[What you will do] Copy every line of the material below word for word.

** start Information shown **

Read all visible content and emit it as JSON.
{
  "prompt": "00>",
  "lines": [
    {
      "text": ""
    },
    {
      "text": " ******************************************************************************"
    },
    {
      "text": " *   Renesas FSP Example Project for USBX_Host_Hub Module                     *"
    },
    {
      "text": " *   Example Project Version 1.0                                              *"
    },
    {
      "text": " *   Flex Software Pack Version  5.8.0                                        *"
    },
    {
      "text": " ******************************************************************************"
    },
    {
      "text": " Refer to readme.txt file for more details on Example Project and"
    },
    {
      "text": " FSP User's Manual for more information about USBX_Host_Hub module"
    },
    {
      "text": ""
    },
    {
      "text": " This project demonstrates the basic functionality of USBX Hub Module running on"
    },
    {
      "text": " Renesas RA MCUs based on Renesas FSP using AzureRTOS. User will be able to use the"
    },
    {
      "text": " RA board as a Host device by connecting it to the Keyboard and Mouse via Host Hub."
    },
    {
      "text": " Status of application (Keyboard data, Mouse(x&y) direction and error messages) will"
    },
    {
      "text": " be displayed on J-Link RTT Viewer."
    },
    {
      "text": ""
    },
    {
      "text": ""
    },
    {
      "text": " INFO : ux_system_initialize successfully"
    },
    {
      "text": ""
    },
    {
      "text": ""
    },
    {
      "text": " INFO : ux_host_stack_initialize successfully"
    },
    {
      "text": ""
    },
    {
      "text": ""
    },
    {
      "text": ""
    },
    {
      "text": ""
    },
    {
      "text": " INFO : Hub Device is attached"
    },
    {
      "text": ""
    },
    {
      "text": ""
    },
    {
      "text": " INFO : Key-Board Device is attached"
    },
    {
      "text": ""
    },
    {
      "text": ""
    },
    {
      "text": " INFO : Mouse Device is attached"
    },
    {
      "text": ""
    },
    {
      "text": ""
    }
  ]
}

** end Information shown **

[Exercise response]
Read all visible content and emit it as JSON.
{
  "prompt": "00>",
  "lines": [
    {
      "text": ""
    },
    {
      "text": " ******************************************************************************"
    },
    {
      "text": " *   Renesas FSP Example Project for USBX_Host_Hub Module                     *"
    },
    {
      "text": " *   Example Project Version 1.0                                              *"
    },
    {
      "text": " *   Flex Software Pack Version  5.8.0                                        *"
    },
    {
      "text": " ******************************************************************************"
    },
    {
      "text": " Refer to readme.txt file for more details on Example Project and"
    },
    {
      "text": " FSP User's Manual for more information about USBX_Host_Hub module"
    },
    {
      "text": ""
    },
    {
      "text": " This project demonstrates the basic functionality of USBX Hub Module running on"
    },
    {
      "text": " Renesas RA MCUs based on Renesas FSP using AzureRTOS. User will be able to use the"
    },
    {
      "text": " RA board as a Host device by connecting it to the Keyboard and Mouse via Host Hub."
    },
    {
      "text": " Status of application (Keyboard data, Mouse(x&y) direction and error messages) will"
    },
    {
      "text": " be displayed on J-Link RTT Viewer."
    },
    {
      "text": ""
    },
    {
      "text": ""
    },
    {
      "text": " INFO : ux_system_initialize successfully"
    },
    {
      "text": ""
    },
    {
      "text": ""
    },
    {
      "text": " INFO : ux_host_stack_initialize successfully"
    },
    {
      "text": ""
    },
    {
      "text": ""
    },
    {
      "text": ""
    },
    {
      "text": ""
    },
    {
      "text": " INFO : Hub Device is attached"
    },
    {
      "text": ""
    },
    {
      "text": ""
    },
    {
      "text": " INFO : Key-Board Device is attached"
    },
    {
      "text": ""
    },
    {
      "text": ""
    },
    {
      "text": " INFO : Mouse Device is attached"
    },
    {
      "text": ""
    },
    {
      "text": ""
    }
  ]
}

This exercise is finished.